## What is being asked
Please output the records below in full, exactly as given, but without the images.
━━━━━━━━━━━━━━━━
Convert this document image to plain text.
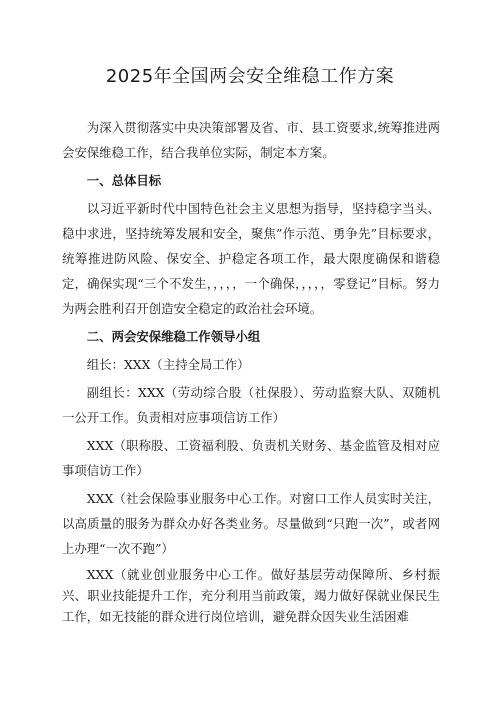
2025年全国两会安全维稳工作方案

为深入贯彻落实中央决策部署及省、市、县工资要求,统筹推进两会安保维稳工作，结合我单位实际，制定本方案。

一、总体目标

以习近平新时代中国特色社会主义思想为指导，坚持稳字当头、稳中求进，坚持统筹发展和安全，聚焦”作示范、勇争先”目标要求，统筹推进防风险、保安全、护稳定各项工作，最大限度确保和谐稳定，确保实现“三个不发生，，，，，一个确保，，，，，零登记”目标。努力为两会胜利召开创造安全稳定的政治社会环境。

二、两会安保维稳工作领导小组

组长：XXX（主持全局工作）

副组长：XXX（劳动综合股（社保股）、劳动监察大队、双随机一公开工作。负责相对应事项信访工作）

XXX（职称股、工资福利股、负责机关财务、基金监管及相对应事项信访工作）

XXX（社会保险事业服务中心工作。对窗口工作人员实时关注，以高质量的服务为群众办好各类业务。尽量做到“只跑一次”，或者网上办理“一次不跑”）

XXX（就业创业服务中心工作。做好基层劳动保障所、乡村振兴、职业技能提升工作，充分利用当前政策，竭力做好保就业保民生工作，如无技能的群众进行岗位培训，避免群众因失业生活困难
━━━━━━━━━━━━━━━━
## The response
Convert this document image to plain text.
2025年全国两会安全维稳工作方案

为深入贯彻落实中央决策部署及省、市、县工资要求,统筹推进两会安保维稳工作，结合我单位实际，制定本方案。

一、总体目标

以习近平新时代中国特色社会主义思想为指导，坚持稳字当头、稳中求进，坚持统筹发展和安全，聚焦”作示范、勇争先”目标要求，统筹推进防风险、保安全、护稳定各项工作，最大限度确保和谐稳定，确保实现“三个不发生，，，，，一个确保，，，，，零登记”目标。努力为两会胜利召开创造安全稳定的政治社会环境。

二、两会安保维稳工作领导小组

组长：XXX（主持全局工作）

副组长：XXX（劳动综合股（社保股）、劳动监察大队、双随机一公开工作。负责相对应事项信访工作）

XXX（职称股、工资福利股、负责机关财务、基金监管及相对应事项信访工作）

XXX（社会保险事业服务中心工作。对窗口工作人员实时关注，以高质量的服务为群众办好各类业务。尽量做到“只跑一次”，或者网上办理“一次不跑”）

XXX（就业创业服务中心工作。做好基层劳动保障所、乡村振兴、职业技能提升工作，充分利用当前政策，竭力做好保就业保民生工作，如无技能的群众进行岗位培训，避免群众因失业生活困难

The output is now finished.